— START OF Document excerpt —

And I also couldn’t say with 100% certainty that I wouldn’t get ahold of that baby and then run for dear life. I now understand fully why people steal babies. All I want is a baby. More than anything else I have ever wanted. And while the normal, sane part of me realizes that it wouldn’t be the same, that no baby is going to replace Zoe or help my grief (no matter how much J thinks it will), the grief-stricken mother in me just wants a baby. Any baby.
We stayed at the park for another half hour after the baby got there. I couldn’t help but stare at them the entire time. I went through a wide range of emotions. Jealousy–why did she get to keep her baby and I had to lose mine? Longing–look at what I missing. Bitchiness is the best I can think to call this one–judging her for how she parented, for how she looked (trying to make myself feel better about my situation). I didn’t want to stay and watch, but at the same time I couldn’t make myself leave. This was my chance to see a baby Zoe’s size, to close my eyes and pretend that was me at the park, not her. To watch the baby and see exactly what she was doing and wonder if Zoe would be doing the same thing. Not only do I now understand why people steal babies, but I also understand why grieving parents watch other people’s kids so closely. They’re living vicariously through you.
I waited until I heard her tell her son it was time to go before we left. After I strapped C in his seat I sat in the drivers seat and cried and cried and cried. Which was even less helpful than usual because C thought this was hysterical. His bubbles of laughter kept on interrupting my sobbing and I vacillated between laughing and crying. Once I was finally ready to go I realized that she had parked next to me. She was putting her son in the car on the side next to C and since the door was open I couldn’t leave. Not that I was in any condition to drive at that moment anyway–seeing them again had started a whole new bout of tears. And then I was worried that she was going to see me crying and ask if I was okay. Which made me cry even harder because no, I was most definitely not okay. And will never be completely okay again.
All I can hope is that as Zoe would be getting older and older it’ll make identifying children the same age as her more difficult. That and there are going to be more of them. Seeing a brand new baby like that in public is pretty rare; people are so paranoid about taking new babies out into the world. But you can’t go anywhere without seeing a ton of 6 month olds or 2 year olds or 5 year olds, etc. Especially around an Army post; we breed kids like there’s no tomorrow. So at some point seeing a child Zoe’s age isn’t going to tear me apart at the seams. At some point I’m going to become immune to it. The wound won’t be fresh; I won’t think of Zoe every waking moment of every day. And that terrifies me more than the all-encompassing grief does.
So it’s now today. I went back to story time; I had never even considered not going. I was relieved when we showed up and the mother wasn’t there with her teeny tiny baby. But, just like last week, they showed up about halfway through. Just like last week, we went outside straight away after story time and they joined everyone else about 30 minutes later. This time, however, I was able to keep it together. I debated over and over whether I should go up and talk to her. It wasn’t until she placed the baby back in the stroller and I thought she was going to leave that I had a moment of pure panic. I wanted–no, needed–to talk to her. To know how old her baby is and to see her up close. Fortunately it turned out she was just laying her down for a nap, not going anyway.

— END OF Document excerpt —

■ **Task**:
Repeat, word for word, the stretch of the post about grief from "We stayed at" through "vicariously through you.". The material that follows isn't needed for anything here.

— START OF Collected data —

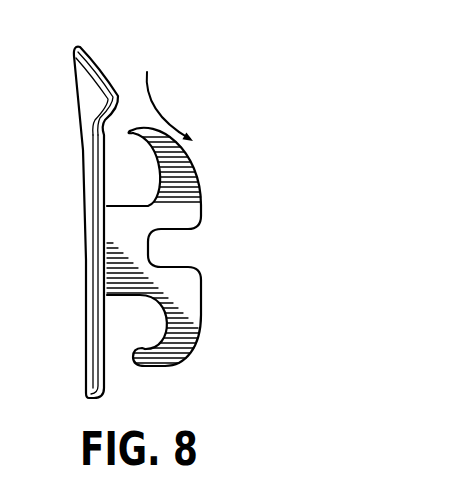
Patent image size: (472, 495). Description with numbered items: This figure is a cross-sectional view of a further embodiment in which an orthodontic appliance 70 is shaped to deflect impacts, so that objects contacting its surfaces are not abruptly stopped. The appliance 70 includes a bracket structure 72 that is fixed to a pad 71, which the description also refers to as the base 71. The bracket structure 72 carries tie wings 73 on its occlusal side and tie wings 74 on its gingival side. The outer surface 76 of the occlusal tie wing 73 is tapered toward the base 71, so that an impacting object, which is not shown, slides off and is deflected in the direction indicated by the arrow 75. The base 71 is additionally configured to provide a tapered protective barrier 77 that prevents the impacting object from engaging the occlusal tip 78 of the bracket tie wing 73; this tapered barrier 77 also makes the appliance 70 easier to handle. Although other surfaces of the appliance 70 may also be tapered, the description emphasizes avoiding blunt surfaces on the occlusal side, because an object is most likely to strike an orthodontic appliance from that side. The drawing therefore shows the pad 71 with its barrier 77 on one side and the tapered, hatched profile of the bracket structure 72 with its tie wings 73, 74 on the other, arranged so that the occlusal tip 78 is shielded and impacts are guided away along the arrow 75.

— END OF Collected data —

■ **Finished exercise**:
We stayed at the park for another half hour after the baby got there. I couldn’t help but stare at them the entire time. I went through a wide range of emotions. Jealousy–why did she get to keep her baby and I had to lose mine? Longing–look at what I missing. Bitchiness is the best I can think to call this one–judging her for how she parented, for how she looked (trying to make myself feel better about my situation). I didn’t want to stay and watch, but at the same time I couldn’t make myself leave. This was my chance to see a baby Zoe’s size, to close my eyes and pretend that was me at the park, not her. To watch the baby and see exactly what she was doing and wonder if Zoe would be doing the same thing. Not only do I now understand why people steal babies, but I also understand why grieving parents watch other people’s kids so closely. They’re living vicariously through you.